:: Stored records ::
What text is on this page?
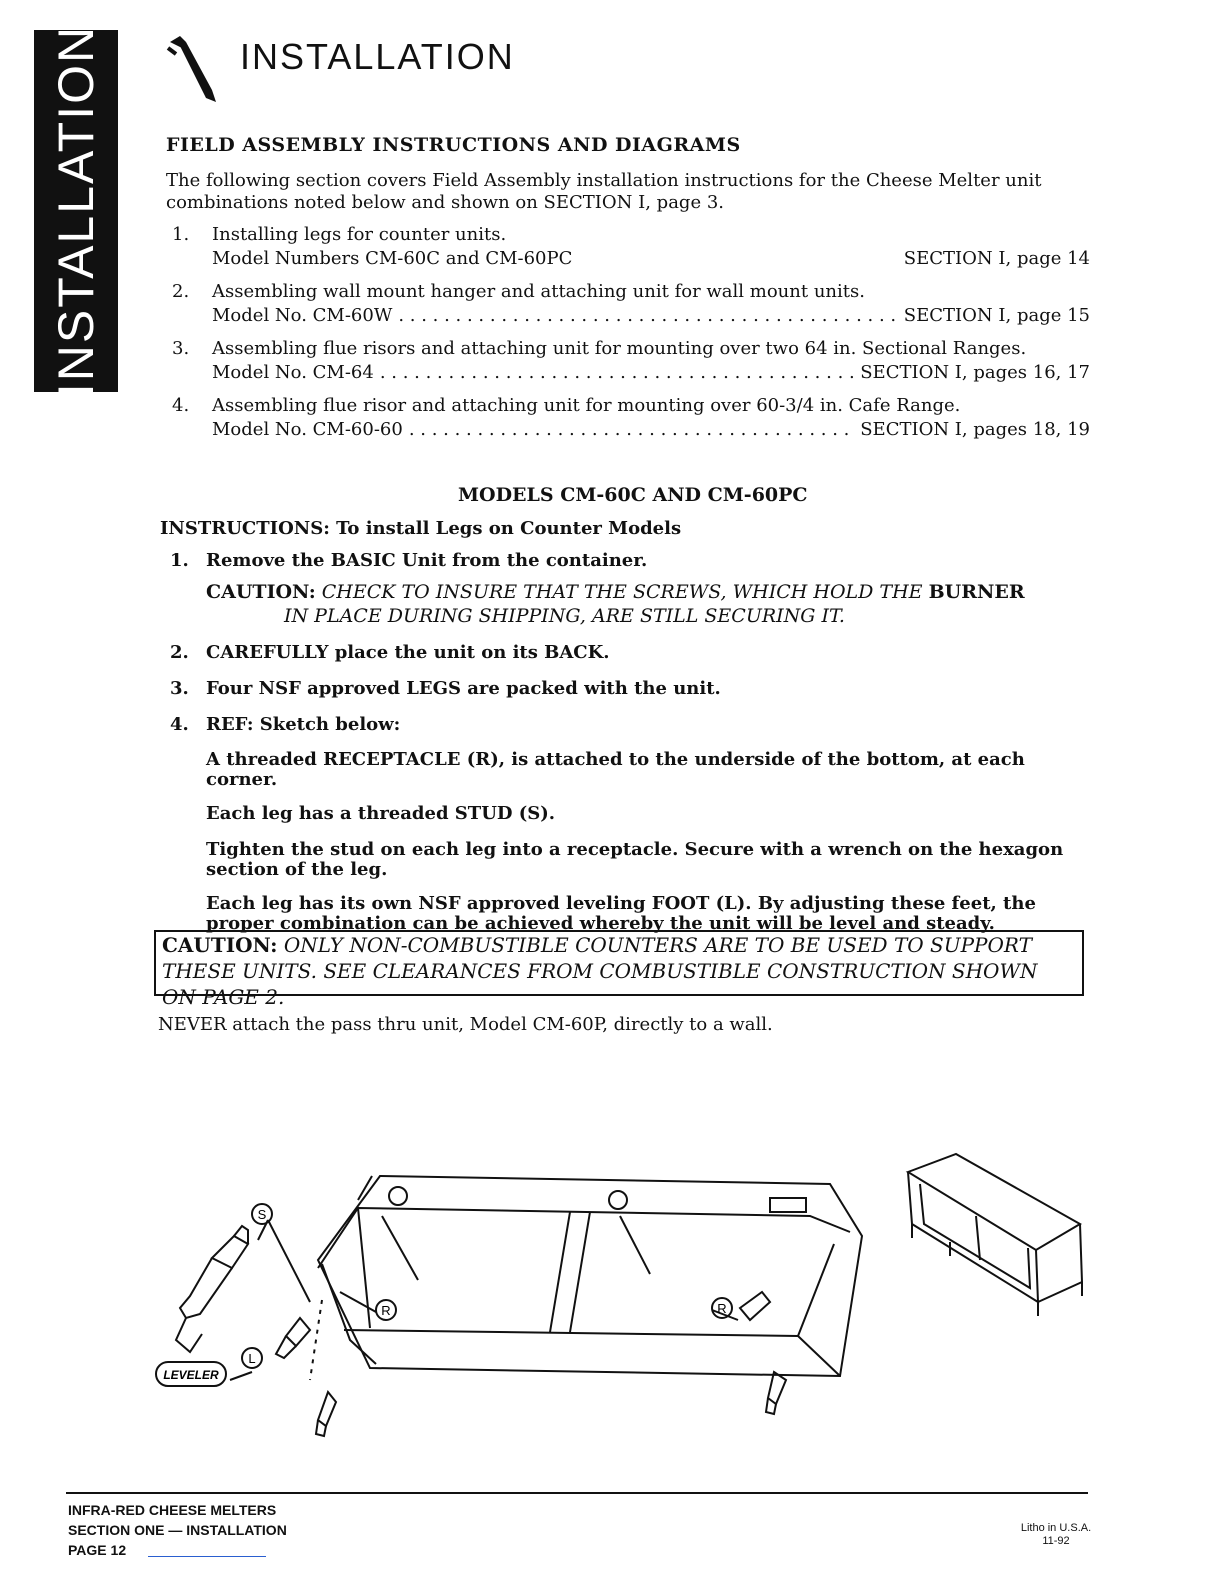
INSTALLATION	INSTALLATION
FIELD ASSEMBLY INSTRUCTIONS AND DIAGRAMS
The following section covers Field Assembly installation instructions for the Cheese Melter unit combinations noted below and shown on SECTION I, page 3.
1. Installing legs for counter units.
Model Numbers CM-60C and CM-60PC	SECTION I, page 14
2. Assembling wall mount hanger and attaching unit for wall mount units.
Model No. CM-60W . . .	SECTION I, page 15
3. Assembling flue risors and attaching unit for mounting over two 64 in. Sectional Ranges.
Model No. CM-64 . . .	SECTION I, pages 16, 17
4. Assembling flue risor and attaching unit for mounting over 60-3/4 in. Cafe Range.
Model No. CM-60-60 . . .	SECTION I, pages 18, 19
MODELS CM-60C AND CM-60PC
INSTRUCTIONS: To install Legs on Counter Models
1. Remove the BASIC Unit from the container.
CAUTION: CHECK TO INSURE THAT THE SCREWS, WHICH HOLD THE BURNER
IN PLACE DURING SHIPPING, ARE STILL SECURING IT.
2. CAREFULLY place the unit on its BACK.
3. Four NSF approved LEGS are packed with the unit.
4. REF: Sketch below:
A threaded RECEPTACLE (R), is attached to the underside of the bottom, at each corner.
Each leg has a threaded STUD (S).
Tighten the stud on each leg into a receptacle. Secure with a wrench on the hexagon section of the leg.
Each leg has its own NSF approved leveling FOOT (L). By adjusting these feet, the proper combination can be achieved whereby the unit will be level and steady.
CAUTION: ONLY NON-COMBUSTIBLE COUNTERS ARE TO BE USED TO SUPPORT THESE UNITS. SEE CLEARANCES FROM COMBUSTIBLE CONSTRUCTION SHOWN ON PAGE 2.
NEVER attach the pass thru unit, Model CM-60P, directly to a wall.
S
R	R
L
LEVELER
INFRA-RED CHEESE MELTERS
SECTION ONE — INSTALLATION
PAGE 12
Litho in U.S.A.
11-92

...

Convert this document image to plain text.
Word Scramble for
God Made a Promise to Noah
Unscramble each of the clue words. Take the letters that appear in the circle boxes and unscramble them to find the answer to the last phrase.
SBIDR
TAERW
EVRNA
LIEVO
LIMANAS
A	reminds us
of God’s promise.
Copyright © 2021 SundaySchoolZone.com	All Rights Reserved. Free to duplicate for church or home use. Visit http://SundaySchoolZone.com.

---

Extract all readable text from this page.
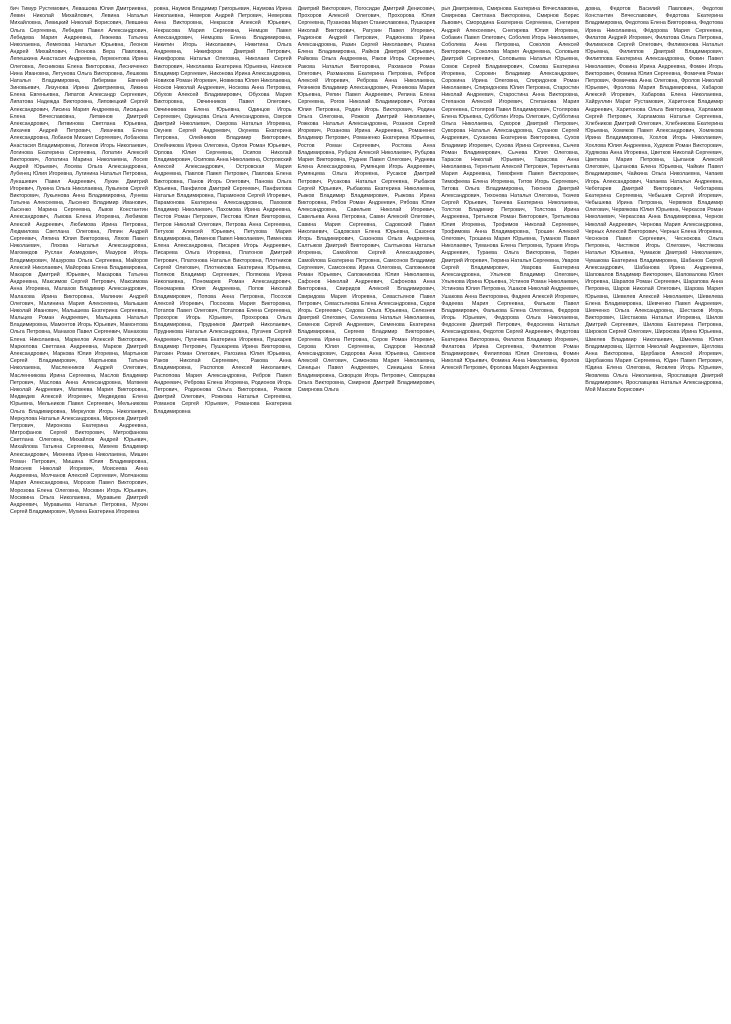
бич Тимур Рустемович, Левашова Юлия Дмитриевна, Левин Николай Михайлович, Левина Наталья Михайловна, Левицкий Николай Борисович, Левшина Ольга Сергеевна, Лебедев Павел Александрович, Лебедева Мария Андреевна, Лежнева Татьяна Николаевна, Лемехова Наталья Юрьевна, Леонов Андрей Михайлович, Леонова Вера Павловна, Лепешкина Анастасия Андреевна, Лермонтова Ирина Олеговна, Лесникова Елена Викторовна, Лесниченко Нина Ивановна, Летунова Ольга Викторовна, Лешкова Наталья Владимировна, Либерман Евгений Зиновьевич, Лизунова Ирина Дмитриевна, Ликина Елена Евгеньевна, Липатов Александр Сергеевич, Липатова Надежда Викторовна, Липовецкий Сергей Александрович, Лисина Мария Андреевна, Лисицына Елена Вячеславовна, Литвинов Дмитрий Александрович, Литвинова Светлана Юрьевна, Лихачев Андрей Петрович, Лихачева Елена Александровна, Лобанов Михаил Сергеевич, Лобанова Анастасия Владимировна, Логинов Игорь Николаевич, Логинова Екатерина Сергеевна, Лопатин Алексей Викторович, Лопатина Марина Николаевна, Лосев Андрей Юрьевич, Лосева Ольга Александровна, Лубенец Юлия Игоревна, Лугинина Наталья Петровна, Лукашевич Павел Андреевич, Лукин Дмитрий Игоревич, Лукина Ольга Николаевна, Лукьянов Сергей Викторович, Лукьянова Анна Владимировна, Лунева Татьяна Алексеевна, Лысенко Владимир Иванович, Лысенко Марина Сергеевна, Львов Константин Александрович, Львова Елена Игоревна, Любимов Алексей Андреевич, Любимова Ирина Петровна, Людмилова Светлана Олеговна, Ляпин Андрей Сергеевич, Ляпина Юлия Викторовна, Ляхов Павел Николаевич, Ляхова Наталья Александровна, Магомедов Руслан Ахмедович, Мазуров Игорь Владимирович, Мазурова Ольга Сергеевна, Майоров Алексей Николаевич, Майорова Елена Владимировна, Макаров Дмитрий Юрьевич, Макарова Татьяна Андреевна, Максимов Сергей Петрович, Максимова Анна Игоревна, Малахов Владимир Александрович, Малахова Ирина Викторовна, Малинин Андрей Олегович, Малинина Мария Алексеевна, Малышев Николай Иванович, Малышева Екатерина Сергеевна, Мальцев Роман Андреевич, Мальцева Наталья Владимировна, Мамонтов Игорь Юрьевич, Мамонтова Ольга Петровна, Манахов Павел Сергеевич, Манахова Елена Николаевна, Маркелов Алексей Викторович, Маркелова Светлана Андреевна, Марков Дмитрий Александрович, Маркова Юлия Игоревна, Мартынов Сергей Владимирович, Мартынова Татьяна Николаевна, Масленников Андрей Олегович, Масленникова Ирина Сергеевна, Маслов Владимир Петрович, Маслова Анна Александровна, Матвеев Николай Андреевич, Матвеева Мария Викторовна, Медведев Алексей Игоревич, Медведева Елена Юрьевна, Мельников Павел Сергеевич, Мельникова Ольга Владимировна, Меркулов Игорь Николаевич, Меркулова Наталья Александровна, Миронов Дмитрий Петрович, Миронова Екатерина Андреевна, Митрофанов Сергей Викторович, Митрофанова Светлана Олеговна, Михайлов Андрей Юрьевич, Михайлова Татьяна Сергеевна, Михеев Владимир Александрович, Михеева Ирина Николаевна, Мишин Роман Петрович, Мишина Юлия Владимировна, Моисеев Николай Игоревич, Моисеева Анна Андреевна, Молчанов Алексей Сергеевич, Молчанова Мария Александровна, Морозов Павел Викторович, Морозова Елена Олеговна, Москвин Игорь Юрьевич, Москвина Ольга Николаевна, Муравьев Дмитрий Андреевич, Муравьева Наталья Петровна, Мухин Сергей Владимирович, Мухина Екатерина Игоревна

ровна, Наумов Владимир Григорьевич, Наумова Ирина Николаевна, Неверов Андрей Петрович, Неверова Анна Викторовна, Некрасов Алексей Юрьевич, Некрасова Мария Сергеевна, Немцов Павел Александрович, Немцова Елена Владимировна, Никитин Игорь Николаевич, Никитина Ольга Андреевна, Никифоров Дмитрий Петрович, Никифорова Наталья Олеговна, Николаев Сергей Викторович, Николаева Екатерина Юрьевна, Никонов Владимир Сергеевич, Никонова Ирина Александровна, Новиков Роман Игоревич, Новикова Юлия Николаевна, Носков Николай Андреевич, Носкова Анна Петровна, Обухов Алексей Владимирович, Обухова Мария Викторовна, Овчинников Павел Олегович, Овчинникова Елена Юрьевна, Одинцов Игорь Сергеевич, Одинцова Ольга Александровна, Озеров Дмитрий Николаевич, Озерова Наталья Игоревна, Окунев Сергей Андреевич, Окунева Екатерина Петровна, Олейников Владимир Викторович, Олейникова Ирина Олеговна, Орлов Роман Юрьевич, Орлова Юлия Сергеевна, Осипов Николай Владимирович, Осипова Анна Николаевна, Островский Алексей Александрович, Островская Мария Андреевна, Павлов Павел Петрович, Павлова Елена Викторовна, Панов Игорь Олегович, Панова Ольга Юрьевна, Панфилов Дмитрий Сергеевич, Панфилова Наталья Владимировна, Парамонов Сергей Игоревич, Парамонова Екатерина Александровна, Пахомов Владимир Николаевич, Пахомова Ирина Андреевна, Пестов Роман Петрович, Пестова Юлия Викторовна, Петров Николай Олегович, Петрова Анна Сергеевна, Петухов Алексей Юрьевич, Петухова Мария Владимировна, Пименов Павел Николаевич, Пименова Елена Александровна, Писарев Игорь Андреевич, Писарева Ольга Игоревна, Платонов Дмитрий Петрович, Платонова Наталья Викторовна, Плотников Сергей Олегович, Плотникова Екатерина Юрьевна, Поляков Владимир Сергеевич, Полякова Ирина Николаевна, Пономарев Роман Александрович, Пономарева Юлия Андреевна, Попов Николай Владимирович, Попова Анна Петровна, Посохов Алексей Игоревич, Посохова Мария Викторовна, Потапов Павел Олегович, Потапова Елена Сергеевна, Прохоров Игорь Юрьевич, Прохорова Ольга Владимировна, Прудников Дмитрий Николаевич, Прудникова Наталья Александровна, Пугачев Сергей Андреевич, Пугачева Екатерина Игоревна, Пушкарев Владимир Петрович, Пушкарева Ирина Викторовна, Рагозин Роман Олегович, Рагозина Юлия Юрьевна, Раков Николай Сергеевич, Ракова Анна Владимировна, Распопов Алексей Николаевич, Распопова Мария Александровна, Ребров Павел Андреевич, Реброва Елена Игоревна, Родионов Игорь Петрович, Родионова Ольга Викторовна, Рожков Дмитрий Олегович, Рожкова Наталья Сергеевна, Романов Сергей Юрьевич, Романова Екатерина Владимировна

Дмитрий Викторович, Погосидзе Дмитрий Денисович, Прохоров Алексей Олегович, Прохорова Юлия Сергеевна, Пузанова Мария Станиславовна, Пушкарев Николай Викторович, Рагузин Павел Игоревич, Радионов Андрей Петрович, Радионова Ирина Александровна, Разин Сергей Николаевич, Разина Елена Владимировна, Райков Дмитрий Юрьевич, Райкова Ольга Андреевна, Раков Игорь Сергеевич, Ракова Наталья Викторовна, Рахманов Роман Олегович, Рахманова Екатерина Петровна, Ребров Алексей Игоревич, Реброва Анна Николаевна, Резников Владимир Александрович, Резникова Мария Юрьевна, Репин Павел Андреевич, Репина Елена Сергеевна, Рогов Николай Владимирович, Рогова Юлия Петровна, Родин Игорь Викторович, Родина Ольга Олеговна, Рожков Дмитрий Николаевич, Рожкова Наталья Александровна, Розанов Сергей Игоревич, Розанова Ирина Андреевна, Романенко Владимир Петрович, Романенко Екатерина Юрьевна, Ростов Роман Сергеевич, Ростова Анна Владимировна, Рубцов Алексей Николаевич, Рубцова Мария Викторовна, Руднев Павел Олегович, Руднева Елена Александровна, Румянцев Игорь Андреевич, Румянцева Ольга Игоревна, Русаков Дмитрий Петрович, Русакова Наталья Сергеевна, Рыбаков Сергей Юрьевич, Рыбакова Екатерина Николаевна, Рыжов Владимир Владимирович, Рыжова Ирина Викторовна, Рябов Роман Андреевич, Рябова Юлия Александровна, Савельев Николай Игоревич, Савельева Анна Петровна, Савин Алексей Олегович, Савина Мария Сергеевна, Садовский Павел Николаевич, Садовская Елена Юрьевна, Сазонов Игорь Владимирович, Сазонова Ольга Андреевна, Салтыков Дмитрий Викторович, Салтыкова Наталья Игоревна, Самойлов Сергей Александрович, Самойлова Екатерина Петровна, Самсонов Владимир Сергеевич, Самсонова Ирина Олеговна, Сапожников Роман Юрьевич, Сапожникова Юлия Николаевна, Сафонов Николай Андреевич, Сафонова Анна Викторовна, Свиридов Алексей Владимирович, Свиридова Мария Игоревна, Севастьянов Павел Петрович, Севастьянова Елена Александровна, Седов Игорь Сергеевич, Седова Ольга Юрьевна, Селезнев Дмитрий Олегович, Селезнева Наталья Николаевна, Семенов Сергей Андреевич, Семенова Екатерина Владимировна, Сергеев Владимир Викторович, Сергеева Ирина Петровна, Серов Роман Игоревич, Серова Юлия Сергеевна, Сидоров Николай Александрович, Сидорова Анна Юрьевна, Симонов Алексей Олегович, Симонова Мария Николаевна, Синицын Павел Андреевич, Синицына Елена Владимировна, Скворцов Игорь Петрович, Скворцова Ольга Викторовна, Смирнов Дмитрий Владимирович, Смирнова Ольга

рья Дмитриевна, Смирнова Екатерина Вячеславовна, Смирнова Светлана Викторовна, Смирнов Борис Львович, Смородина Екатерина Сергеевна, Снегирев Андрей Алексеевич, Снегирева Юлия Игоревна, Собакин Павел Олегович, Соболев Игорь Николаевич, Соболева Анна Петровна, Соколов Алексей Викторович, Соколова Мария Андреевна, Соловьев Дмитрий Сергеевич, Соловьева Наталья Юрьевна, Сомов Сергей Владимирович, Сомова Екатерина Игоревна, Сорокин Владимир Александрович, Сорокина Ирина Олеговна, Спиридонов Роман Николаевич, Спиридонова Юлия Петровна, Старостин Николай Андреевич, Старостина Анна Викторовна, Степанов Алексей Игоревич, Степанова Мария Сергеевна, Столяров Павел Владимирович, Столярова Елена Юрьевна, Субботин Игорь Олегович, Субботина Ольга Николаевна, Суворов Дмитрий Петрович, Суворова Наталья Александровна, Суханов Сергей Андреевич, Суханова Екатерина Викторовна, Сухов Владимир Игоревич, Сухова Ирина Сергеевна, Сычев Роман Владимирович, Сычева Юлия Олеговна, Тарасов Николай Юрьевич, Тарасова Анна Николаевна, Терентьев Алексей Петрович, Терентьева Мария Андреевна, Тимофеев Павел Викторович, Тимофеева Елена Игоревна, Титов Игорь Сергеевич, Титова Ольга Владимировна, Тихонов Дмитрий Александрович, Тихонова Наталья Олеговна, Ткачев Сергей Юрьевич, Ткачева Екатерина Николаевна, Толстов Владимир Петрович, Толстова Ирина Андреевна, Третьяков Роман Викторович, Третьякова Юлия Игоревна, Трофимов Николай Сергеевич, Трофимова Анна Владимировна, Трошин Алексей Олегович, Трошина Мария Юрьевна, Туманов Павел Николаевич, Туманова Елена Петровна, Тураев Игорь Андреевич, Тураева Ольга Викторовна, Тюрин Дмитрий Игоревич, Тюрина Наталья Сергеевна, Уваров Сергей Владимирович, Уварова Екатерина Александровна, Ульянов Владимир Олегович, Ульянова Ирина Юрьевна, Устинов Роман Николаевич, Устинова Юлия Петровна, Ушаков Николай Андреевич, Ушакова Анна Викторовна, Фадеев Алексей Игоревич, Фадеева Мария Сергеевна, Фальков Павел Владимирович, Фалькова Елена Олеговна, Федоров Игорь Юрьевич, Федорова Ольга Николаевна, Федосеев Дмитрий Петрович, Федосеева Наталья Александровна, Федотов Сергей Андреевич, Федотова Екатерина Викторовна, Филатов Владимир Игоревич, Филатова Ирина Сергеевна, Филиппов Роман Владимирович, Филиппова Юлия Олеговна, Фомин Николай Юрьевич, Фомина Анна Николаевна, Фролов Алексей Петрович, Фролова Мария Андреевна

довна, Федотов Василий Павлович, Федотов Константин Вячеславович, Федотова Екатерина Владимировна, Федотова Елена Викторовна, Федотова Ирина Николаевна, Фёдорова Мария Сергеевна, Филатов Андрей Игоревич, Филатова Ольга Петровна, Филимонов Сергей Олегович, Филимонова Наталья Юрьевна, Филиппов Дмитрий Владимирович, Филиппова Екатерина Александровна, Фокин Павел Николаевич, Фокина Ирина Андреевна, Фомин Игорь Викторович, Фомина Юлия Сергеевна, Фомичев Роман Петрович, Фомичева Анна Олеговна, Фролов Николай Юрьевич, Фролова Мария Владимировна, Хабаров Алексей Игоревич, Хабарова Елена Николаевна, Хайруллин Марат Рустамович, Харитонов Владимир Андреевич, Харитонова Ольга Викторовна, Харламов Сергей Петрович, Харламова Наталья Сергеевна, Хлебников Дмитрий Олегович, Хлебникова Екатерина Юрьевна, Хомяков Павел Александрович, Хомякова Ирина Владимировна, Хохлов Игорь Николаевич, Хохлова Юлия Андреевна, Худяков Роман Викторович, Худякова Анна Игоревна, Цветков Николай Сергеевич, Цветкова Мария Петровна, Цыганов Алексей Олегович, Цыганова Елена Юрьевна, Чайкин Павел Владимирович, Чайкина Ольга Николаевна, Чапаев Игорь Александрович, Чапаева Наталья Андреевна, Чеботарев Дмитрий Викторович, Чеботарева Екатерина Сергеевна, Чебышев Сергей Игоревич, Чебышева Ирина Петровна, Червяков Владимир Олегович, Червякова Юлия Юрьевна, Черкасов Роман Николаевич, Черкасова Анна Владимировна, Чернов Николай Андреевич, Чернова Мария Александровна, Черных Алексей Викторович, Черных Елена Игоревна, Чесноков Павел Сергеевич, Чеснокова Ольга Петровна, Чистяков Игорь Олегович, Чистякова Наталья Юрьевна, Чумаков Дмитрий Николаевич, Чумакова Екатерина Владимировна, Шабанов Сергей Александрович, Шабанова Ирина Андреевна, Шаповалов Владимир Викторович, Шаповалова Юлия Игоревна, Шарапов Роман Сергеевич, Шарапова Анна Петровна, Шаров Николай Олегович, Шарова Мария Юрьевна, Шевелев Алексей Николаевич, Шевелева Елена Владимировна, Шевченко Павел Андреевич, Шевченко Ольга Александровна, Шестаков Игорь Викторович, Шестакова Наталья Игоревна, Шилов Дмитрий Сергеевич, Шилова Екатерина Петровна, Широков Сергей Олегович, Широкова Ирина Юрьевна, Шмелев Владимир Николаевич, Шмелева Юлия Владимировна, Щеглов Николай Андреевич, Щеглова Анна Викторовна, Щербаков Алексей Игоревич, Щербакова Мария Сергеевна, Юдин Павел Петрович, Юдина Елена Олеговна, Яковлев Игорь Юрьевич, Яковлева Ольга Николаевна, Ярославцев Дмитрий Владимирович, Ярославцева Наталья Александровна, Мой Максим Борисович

:: Work to complete ::
Lines of the material that contain the word "wall" are to be gathered.

:: Final result ::
2. Assembling wall mount hanger and attaching unit for wall mount units.
NEVER attach the pass thru unit, Model CM-60P, directly to a wall.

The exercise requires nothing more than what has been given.